(Items listed in a dataset)
# # # # # # #

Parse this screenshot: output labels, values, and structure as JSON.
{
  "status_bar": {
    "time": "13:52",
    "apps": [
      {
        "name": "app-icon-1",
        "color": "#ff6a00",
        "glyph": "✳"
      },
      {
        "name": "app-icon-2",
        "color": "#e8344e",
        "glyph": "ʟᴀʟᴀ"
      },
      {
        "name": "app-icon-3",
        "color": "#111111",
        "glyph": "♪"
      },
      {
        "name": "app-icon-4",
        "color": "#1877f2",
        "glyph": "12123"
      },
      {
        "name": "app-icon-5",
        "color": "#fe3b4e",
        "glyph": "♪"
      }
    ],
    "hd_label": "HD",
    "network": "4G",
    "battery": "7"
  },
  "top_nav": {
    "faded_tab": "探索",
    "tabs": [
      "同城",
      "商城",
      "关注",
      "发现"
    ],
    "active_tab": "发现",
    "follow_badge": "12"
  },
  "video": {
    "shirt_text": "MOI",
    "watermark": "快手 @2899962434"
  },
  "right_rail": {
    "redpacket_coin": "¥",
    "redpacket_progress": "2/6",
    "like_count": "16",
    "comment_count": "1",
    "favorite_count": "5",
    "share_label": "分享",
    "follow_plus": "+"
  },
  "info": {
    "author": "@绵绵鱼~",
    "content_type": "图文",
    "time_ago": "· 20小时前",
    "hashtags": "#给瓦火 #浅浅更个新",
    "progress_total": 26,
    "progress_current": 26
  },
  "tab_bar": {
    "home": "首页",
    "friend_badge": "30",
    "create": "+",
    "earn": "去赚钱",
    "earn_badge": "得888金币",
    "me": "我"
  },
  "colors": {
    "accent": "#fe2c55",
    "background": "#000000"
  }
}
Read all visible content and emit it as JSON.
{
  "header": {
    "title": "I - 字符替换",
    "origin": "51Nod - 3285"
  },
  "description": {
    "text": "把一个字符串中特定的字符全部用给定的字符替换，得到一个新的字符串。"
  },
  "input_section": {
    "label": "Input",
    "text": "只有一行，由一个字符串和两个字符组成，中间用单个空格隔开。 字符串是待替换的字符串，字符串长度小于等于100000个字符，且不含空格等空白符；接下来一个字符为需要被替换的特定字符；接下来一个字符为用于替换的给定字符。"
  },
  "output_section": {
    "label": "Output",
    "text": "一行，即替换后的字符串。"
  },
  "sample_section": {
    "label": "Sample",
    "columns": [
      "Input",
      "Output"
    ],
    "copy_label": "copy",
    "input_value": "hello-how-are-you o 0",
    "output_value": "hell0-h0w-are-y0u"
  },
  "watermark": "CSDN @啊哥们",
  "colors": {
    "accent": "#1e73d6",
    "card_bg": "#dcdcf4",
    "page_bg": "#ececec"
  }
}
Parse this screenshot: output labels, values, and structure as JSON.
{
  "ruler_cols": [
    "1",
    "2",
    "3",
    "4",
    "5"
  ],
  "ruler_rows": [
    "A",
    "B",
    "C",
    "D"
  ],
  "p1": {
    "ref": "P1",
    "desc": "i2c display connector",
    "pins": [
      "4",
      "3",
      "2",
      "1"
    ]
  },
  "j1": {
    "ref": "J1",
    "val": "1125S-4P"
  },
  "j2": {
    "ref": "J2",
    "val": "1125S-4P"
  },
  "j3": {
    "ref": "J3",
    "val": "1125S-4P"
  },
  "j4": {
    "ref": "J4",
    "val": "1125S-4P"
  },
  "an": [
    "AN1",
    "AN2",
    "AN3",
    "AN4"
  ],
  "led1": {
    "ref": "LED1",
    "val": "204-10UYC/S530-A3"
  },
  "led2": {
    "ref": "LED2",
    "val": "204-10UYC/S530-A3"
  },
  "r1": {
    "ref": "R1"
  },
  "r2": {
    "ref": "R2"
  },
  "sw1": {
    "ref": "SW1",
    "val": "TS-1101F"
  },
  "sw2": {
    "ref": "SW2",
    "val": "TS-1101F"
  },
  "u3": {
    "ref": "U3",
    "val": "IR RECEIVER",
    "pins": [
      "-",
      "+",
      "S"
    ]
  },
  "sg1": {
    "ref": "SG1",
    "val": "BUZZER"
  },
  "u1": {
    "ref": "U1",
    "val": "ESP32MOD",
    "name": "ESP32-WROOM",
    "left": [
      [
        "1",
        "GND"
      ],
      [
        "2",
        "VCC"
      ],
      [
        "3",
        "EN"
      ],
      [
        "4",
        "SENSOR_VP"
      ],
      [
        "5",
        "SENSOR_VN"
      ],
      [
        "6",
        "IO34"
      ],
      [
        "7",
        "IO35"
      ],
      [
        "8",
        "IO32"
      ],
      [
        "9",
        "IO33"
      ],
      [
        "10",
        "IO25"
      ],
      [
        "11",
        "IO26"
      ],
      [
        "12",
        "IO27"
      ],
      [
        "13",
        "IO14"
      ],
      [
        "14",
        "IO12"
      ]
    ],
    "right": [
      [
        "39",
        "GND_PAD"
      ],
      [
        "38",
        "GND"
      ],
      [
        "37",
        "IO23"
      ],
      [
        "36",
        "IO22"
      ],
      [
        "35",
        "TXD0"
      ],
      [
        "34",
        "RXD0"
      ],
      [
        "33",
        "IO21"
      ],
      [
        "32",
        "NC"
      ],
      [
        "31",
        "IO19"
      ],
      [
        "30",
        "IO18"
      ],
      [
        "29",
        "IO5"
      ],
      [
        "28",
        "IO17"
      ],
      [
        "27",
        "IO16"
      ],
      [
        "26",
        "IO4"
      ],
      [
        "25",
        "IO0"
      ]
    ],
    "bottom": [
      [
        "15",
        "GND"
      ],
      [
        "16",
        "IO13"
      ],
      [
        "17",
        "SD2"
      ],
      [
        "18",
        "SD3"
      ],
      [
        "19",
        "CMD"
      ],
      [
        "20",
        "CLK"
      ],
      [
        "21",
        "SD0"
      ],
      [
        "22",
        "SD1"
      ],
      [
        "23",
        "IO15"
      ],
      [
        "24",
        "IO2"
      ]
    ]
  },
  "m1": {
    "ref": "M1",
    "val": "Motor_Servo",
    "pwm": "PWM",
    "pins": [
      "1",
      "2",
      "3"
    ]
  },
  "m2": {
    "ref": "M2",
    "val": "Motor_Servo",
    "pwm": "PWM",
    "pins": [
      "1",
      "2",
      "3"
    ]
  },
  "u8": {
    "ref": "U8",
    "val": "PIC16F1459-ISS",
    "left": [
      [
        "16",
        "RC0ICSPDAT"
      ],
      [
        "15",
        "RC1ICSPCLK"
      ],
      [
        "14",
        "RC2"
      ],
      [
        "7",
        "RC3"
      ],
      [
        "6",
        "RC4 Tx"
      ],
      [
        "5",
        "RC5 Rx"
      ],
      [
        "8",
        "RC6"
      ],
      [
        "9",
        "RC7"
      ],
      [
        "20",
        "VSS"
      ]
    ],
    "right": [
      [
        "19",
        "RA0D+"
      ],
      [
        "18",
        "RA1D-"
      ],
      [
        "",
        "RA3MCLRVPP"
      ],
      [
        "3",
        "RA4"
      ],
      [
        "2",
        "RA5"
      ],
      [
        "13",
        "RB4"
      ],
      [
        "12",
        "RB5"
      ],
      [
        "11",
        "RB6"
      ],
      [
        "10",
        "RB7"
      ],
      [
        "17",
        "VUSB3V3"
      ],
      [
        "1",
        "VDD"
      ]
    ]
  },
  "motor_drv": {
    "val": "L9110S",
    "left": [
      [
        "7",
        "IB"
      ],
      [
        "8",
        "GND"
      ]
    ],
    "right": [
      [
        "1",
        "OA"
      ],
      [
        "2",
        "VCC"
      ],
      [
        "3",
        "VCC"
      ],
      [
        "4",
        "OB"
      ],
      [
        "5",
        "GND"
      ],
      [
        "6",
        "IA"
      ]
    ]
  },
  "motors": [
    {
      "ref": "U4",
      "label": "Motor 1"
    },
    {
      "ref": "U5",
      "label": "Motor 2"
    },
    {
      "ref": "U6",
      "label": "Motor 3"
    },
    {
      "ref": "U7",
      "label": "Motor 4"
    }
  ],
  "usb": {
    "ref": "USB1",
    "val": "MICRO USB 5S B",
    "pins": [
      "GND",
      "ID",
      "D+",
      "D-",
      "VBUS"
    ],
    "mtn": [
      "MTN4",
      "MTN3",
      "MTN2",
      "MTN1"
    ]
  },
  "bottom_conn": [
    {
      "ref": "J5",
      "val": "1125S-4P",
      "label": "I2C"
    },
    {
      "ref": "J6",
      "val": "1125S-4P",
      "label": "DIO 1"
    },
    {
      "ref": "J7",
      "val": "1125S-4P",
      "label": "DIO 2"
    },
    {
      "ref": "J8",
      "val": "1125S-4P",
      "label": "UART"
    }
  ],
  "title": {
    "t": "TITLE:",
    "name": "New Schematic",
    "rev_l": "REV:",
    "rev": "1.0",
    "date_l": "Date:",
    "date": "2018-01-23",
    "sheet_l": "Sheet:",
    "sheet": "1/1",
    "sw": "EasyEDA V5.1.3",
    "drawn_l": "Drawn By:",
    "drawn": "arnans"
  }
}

# # # # # # #

_TASK DIRECTIONS_: Which lines hold the string "watermark"? Copy all of them from the data above.

_ANSWER FOR THE TASK_:
    "watermark": "快手 @2899962434"
  "watermark": "CSDN @啊哥们",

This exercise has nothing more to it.